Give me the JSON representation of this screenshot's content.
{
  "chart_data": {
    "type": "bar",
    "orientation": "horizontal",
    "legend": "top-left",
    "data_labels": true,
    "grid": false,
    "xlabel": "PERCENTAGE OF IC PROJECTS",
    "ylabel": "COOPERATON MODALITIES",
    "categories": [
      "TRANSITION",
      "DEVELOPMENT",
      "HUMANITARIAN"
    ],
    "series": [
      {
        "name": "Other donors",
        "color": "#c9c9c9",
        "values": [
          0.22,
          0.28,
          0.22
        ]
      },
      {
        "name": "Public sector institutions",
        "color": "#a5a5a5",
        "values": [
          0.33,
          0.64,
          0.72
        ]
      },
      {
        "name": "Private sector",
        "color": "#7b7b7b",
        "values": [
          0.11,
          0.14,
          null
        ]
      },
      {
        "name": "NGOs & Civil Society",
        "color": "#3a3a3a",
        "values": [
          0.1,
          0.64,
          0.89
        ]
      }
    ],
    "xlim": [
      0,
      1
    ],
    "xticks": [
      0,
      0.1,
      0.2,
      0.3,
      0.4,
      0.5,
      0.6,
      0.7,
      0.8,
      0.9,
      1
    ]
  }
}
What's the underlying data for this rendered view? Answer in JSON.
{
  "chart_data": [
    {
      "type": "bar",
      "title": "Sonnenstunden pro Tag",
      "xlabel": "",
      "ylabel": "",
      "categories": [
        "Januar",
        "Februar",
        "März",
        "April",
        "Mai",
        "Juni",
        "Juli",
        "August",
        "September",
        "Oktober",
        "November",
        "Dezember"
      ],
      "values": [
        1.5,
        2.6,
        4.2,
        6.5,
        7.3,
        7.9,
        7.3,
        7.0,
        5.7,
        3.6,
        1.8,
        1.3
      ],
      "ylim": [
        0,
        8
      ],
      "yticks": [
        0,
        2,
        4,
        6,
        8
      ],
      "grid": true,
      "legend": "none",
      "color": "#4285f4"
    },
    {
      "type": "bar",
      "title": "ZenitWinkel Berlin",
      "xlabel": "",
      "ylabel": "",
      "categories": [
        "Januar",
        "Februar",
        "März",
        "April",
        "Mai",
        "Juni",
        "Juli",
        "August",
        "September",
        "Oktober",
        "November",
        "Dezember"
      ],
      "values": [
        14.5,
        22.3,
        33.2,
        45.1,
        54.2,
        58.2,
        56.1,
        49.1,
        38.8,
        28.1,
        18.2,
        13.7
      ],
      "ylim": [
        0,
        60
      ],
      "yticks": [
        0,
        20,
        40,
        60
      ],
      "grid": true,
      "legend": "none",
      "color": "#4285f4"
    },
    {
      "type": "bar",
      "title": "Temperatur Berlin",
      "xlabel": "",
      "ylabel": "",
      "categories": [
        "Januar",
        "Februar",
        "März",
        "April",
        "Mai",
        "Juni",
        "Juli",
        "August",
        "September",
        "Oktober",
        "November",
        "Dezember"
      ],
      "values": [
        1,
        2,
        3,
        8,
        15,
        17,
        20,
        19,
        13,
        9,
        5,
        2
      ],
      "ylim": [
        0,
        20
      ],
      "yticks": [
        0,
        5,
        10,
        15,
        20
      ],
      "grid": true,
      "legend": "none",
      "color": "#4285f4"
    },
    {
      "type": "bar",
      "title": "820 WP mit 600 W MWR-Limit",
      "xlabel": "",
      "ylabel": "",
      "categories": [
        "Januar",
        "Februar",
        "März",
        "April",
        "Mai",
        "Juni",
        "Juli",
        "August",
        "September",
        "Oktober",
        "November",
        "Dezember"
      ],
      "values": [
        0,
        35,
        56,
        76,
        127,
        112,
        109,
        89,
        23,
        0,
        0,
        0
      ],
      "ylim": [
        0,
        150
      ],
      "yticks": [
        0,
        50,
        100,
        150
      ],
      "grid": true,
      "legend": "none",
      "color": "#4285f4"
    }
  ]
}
****
» **GIVEN PROBLEM**
Reproduce the whole listing word for word.

» **ANSWER**
Give me the JSON representation of this screenshot's content.
{
  "chart_data": {
    "type": "bar",
    "orientation": "horizontal",
    "legend": "top-left",
    "data_labels": true,
    "grid": false,
    "xlabel": "PERCENTAGE OF IC PROJECTS",
    "ylabel": "COOPERATON MODALITIES",
    "categories": [
      "TRANSITION",
      "DEVELOPMENT",
      "HUMANITARIAN"
    ],
    "series": [
      {
        "name": "Other donors",
        "color": "#c9c9c9",
        "values": [
          0.22,
          0.28,
          0.22
        ]
      },
      {
        "name": "Public sector institutions",
        "color": "#a5a5a5",
        "values": [
          0.33,
          0.64,
          0.72
        ]
      },
      {
        "name": "Private sector",
        "color": "#7b7b7b",
        "values": [
          0.11,
          0.14,
          null
        ]
      },
      {
        "name": "NGOs & Civil Society",
        "color": "#3a3a3a",
        "values": [
          0.1,
          0.64,
          0.89
        ]
      }
    ],
    "xlim": [
      0,
      1
    ],
    "xticks": [
      0,
      0.1,
      0.2,
      0.3,
      0.4,
      0.5,
      0.6,
      0.7,
      0.8,
      0.9,
      1
    ]
  }
}
What's the underlying data for this rendered view? Answer in JSON.
{
  "chart_data": [
    {
      "type": "bar",
      "title": "Sonnenstunden pro Tag",
      "xlabel": "",
      "ylabel": "",
      "categories": [
        "Januar",
        "Februar",
        "März",
        "April",
        "Mai",
        "Juni",
        "Juli",
        "August",
        "September",
        "Oktober",
        "November",
        "Dezember"
      ],
      "values": [
        1.5,
        2.6,
        4.2,
        6.5,
        7.3,
        7.9,
        7.3,
        7.0,
        5.7,
        3.6,
        1.8,
        1.3
      ],
      "ylim": [
        0,
        8
      ],
      "yticks": [
        0,
        2,
        4,
        6,
        8
      ],
      "grid": true,
      "legend": "none",
      "color": "#4285f4"
    },
    {
      "type": "bar",
      "title": "ZenitWinkel Berlin",
      "xlabel": "",
      "ylabel": "",
      "categories": [
        "Januar",
        "Februar",
        "März",
        "April",
        "Mai",
        "Juni",
        "Juli",
        "August",
        "September",
        "Oktober",
        "November",
        "Dezember"
      ],
      "values": [
        14.5,
        22.3,
        33.2,
        45.1,
        54.2,
        58.2,
        56.1,
        49.1,
        38.8,
        28.1,
        18.2,
        13.7
      ],
      "ylim": [
        0,
        60
      ],
      "yticks": [
        0,
        20,
        40,
        60
      ],
      "grid": true,
      "legend": "none",
      "color": "#4285f4"
    },
    {
      "type": "bar",
      "title": "Temperatur Berlin",
      "xlabel": "",
      "ylabel": "",
      "categories": [
        "Januar",
        "Februar",
        "März",
        "April",
        "Mai",
        "Juni",
        "Juli",
        "August",
        "September",
        "Oktober",
        "November",
        "Dezember"
      ],
      "values": [
        1,
        2,
        3,
        8,
        15,
        17,
        20,
        19,
        13,
        9,
        5,
        2
      ],
      "ylim": [
        0,
        20
      ],
      "yticks": [
        0,
        5,
        10,
        15,
        20
      ],
      "grid": true,
      "legend": "none",
      "color": "#4285f4"
    },
    {
      "type": "bar",
      "title": "820 WP mit 600 W MWR-Limit",
      "xlabel": "",
      "ylabel": "",
      "categories": [
        "Januar",
        "Februar",
        "März",
        "April",
        "Mai",
        "Juni",
        "Juli",
        "August",
        "September",
        "Oktober",
        "November",
        "Dezember"
      ],
      "values": [
        0,
        35,
        56,
        76,
        127,
        112,
        109,
        89,
        23,
        0,
        0,
        0
      ],
      "ylim": [
        0,
        150
      ],
      "yticks": [
        0,
        50,
        100,
        150
      ],
      "grid": true,
      "legend": "none",
      "color": "#4285f4"
    }
  ]
}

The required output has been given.